> **Quoted passage**
+ + + + + + +

LEXINGTON — If every child under the age of six in Lexington required daycare today, there would be 782 who be left without access. This was the finding of the Communities for Kids initiative and the impetus for a meeting of Dawson County members to talk about the problem.
The childcare planning meeting was organized by Department of Health and Human Services, represented by Shonna Werth, who is in charge of childs care licensing, and Nebraska Children and Families Foundation, Marti Beard the associate vice president of early childhood programs was present.
Dawson County organizations such as Tyson, Orthman Community YMCA, Lexington Regional Health Center, First United Methodist Church, Gothenburg Early Childhood Education Coalition, Learning Adventures daycare, Trinity Lutheran Church, Shining Star Preschool, Lexington Area Chamber of Commerce and Early Learning Academy attended the meeting, as well as daycare providers and other individuals.
“There is a huge need in Lexington,” Werth said, “People need orientation to become a childcare provider and no one in Lexington has done this for a year. I don’t know what families are going to do.”
Werth pointed out all the daycares in Lexington are home based and the average age of these in-home providers is 55. Many are ready to retire and there have been few people who have been interested in starting their own home daycares.
Beard explained the Communities for Kids, C4K, initiative was created in response to community requests for assistance with shortages of high quality early care and education programs. These shortages stand to impact both children’s optimal development and pose a challenge for communities hoping to attract and retain the viable workforces they need to thrive, she said.
C4K aims to partner with communities public and private entities to support and coordinate planning for access to quality child care and education for all children from birth through age eight, Beard said.
Over 70 communities have reached out to be C4K partners so far 17 towns, including Lexington and Gothenburg, have been named partners.
Beard said Lexington was one of the first community partners chosen because of the large number of children who do not have access to child care.
According to C4K findings, there are 970 children under the age of six and their parents both work. There are only 167 licensed child care spots. This leaves 782 children who are not enrolled in a private licensed or public preschool.

+ + + + + + +

> **Data entries**
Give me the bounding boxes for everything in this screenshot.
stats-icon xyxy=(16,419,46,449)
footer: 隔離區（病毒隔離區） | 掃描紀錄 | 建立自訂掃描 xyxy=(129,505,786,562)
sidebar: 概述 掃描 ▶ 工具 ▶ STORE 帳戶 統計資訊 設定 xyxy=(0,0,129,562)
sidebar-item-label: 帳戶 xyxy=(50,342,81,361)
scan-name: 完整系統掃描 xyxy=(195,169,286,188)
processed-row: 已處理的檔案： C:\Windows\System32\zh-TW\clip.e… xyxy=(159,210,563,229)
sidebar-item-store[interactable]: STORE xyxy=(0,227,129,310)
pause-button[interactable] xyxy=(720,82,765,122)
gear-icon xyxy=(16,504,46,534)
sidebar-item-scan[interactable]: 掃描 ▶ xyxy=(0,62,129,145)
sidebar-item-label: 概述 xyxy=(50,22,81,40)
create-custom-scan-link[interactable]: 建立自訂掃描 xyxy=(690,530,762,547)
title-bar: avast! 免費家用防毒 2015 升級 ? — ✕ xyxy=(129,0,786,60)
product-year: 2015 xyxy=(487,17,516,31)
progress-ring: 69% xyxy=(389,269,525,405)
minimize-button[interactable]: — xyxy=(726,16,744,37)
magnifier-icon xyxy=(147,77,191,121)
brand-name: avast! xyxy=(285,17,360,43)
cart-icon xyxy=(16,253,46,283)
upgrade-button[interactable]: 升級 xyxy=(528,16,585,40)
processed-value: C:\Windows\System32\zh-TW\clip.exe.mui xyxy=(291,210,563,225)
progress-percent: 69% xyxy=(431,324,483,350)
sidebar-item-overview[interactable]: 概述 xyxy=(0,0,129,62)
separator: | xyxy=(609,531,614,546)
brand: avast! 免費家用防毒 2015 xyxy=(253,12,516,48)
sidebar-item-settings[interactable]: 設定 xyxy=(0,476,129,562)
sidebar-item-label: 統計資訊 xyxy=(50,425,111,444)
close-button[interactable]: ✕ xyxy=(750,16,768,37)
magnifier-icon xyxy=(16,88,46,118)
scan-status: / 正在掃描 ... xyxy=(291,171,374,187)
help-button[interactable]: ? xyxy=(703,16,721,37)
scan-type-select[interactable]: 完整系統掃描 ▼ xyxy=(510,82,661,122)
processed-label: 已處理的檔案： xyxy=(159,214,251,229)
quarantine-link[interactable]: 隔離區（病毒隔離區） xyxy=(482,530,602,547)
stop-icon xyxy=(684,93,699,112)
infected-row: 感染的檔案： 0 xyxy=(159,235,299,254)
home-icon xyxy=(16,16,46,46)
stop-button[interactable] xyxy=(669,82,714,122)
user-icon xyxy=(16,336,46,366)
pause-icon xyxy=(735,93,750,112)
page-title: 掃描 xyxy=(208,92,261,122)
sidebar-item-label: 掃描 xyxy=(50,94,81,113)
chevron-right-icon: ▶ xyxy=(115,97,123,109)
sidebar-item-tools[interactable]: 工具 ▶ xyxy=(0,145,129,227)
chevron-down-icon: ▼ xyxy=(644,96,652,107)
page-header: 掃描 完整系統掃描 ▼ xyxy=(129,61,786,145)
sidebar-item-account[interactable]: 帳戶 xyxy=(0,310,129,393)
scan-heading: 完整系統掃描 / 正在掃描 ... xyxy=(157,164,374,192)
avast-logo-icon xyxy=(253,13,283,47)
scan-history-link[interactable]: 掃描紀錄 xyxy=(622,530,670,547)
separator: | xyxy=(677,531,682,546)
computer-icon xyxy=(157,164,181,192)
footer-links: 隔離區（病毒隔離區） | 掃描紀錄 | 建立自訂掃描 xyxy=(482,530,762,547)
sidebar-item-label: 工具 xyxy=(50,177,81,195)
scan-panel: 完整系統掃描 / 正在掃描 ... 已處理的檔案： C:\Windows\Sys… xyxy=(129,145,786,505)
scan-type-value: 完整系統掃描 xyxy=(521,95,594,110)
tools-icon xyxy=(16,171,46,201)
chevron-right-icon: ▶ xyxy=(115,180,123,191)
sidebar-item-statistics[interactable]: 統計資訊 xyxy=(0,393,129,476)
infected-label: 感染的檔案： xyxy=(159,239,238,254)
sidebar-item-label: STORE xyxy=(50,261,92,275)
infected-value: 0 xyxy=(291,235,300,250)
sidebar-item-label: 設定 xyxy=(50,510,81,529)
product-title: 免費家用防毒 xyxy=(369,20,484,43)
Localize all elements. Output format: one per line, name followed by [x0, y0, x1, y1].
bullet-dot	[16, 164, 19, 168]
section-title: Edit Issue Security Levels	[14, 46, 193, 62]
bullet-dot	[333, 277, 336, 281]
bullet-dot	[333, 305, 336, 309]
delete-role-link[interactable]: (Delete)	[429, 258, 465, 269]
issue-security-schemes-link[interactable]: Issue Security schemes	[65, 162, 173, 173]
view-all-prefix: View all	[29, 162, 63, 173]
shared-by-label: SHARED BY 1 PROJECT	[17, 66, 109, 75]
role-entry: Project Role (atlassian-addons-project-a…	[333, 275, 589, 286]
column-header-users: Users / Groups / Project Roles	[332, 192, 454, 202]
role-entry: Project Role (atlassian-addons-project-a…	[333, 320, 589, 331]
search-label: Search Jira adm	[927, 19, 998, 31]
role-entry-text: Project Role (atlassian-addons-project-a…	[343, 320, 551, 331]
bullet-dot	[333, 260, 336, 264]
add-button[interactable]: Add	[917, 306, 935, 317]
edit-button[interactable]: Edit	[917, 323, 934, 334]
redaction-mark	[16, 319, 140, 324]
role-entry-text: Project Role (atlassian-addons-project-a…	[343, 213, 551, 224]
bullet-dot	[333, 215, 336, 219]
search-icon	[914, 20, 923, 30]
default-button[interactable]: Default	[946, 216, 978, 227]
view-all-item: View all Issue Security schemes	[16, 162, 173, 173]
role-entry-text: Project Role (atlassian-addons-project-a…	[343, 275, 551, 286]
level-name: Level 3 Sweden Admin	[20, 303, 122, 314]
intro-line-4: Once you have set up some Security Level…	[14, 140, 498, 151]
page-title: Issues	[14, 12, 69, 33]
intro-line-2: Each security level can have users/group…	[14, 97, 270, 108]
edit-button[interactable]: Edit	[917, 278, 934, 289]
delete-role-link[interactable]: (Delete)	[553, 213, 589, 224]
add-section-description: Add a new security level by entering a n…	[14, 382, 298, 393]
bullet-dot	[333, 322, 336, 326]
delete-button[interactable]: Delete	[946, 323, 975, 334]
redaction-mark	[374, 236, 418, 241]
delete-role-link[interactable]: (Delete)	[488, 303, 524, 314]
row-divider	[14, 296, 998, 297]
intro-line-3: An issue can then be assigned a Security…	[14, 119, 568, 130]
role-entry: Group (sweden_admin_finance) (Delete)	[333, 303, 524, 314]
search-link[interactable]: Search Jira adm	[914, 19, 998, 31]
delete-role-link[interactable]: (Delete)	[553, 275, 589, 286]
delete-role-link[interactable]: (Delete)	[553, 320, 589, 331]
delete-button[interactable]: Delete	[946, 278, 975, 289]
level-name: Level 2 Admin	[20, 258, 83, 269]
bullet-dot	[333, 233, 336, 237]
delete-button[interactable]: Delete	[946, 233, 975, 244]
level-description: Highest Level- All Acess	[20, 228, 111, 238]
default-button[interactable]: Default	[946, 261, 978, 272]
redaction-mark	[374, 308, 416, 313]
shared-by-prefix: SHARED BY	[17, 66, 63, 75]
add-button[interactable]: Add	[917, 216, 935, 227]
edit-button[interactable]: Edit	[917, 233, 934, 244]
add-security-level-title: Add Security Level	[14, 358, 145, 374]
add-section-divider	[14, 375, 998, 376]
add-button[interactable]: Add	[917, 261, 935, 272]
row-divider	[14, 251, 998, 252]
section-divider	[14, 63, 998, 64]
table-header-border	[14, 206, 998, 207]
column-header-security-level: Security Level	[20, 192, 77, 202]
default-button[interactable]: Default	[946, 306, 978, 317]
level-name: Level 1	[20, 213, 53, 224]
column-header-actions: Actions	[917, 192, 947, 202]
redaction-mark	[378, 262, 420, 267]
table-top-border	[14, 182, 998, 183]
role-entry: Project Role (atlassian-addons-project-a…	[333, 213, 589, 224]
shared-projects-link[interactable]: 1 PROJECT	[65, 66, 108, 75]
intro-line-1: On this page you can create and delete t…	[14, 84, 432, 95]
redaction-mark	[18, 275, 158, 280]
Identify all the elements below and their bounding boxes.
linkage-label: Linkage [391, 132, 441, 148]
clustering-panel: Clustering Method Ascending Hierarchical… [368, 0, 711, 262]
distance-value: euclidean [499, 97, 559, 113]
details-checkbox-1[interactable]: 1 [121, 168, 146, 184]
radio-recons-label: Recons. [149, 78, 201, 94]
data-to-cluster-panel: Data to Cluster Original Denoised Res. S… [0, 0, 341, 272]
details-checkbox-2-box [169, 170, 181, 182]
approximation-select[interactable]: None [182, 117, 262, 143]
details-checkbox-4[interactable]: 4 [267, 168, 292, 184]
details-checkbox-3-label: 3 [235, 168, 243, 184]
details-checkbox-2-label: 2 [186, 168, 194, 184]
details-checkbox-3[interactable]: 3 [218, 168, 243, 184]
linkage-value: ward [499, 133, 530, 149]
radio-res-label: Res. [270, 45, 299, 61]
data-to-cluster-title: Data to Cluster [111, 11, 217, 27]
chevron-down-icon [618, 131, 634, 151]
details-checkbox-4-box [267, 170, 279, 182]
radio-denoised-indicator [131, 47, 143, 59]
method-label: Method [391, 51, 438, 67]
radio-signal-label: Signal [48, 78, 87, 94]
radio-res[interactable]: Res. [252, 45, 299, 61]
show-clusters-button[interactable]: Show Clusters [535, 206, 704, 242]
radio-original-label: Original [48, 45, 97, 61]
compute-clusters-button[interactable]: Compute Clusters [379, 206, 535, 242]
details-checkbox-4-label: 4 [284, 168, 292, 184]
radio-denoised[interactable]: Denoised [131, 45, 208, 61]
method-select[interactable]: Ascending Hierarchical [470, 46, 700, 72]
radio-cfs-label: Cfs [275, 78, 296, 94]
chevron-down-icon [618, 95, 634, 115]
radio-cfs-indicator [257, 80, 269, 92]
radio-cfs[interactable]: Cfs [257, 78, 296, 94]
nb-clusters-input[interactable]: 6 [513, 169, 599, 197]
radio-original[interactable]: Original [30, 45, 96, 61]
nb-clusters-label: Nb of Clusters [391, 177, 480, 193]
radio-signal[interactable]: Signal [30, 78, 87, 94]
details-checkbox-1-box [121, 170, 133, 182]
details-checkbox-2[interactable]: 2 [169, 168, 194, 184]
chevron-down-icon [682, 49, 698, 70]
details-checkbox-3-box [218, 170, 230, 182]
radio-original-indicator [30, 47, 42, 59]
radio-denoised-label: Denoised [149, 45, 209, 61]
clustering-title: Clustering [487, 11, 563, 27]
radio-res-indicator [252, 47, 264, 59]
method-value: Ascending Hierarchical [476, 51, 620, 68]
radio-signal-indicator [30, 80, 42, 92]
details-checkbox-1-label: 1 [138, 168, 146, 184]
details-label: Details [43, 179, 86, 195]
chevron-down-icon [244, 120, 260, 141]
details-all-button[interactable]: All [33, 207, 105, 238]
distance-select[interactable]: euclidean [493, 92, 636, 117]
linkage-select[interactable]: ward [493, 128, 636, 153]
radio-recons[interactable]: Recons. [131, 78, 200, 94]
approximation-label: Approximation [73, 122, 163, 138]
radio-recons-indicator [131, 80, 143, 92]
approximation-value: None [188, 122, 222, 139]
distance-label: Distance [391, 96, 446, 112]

+ + + + + + +

> **Objective 1**
In the childcare article, translate this sentence into Spanish: "Beard said Lexington was one of the first community partners chosen because of the large number of children who do not have access to child care."
> **Objective 2**
Rewrite the listing as a numbered list, from its first line up to and including the line with "home-icon xyxy=(16,16,46,46)", skipping any blank lines.

> **Full response 1**
Beard dijo que Lexington fue uno de los primeros socios comunitarios elegidos debido al gran número de niños que no tienen acceso al cuidado infantil.

> **Full response 2**
1. Give me the bounding boxes for everything in this screenshot.
2. stats-icon xyxy=(16,419,46,449)
3. footer: 隔離區（病毒隔離區） | 掃描紀錄 | 建立自訂掃描 xyxy=(129,505,786,562)
4. sidebar: 概述 掃描 ▶ 工具 ▶ STORE 帳戶 統計資訊 設定 xyxy=(0,0,129,562)
5. sidebar-item-label: 帳戶 xyxy=(50,342,81,361)
6. scan-name: 完整系統掃描 xyxy=(195,169,286,188)
7. processed-row: 已處理的檔案： C:\Windows\System32\zh-TW\clip.e… xyxy=(159,210,563,229)
8. sidebar-item-store[interactable]: STORE xyxy=(0,227,129,310)
9. pause-button[interactable] xyxy=(720,82,765,122)
10. gear-icon xyxy=(16,504,46,534)
11. sidebar-item-scan[interactable]: 掃描 ▶ xyxy=(0,62,129,145)
12. sidebar-item-label: 概述 xyxy=(50,22,81,40)
13. create-custom-scan-link[interactable]: 建立自訂掃描 xyxy=(690,530,762,547)
14. title-bar: avast! 免費家用防毒 2015 升級 ? — ✕ xyxy=(129,0,786,60)
15. product-year: 2015 xyxy=(487,17,516,31)
16. progress-ring: 69% xyxy=(389,269,525,405)
17. minimize-button[interactable]: — xyxy=(726,16,744,37)
18. magnifier-icon xyxy=(147,77,191,121)
19. brand-name: avast! xyxy=(285,17,360,43)
20. cart-icon xyxy=(16,253,46,283)
21. upgrade-button[interactable]: 升級 xyxy=(528,16,585,40)
22. processed-value: C:\Windows\System32\zh-TW\clip.exe.mui xyxy=(291,210,563,225)
23. progress-percent: 69% xyxy=(431,324,483,350)
24. sidebar-item-overview[interactable]: 概述 xyxy=(0,0,129,62)
25. separator: | xyxy=(609,531,614,546)
26. brand: avast! 免費家用防毒 2015 xyxy=(253,12,516,48)
27. sidebar-item-settings[interactable]: 設定 xyxy=(0,476,129,562)
28. sidebar-item-label: 統計資訊 xyxy=(50,425,111,444)
29. close-button[interactable]: ✕ xyxy=(750,16,768,37)
30. magnifier-icon xyxy=(16,88,46,118)
31. scan-status: / 正在掃描 ... xyxy=(291,171,374,187)
32. help-button[interactable]: ? xyxy=(703,16,721,37)
33. scan-type-select[interactable]: 完整系統掃描 ▼ xyxy=(510,82,661,122)
34. processed-label: 已處理的檔案： xyxy=(159,214,251,229)
35. quarantine-link[interactable]: 隔離區（病毒隔離區） xyxy=(482,530,602,547)
36. stop-icon xyxy=(684,93,699,112)
37. infected-row: 感染的檔案： 0 xyxy=(159,235,299,254)
38. home-icon xyxy=(16,16,46,46)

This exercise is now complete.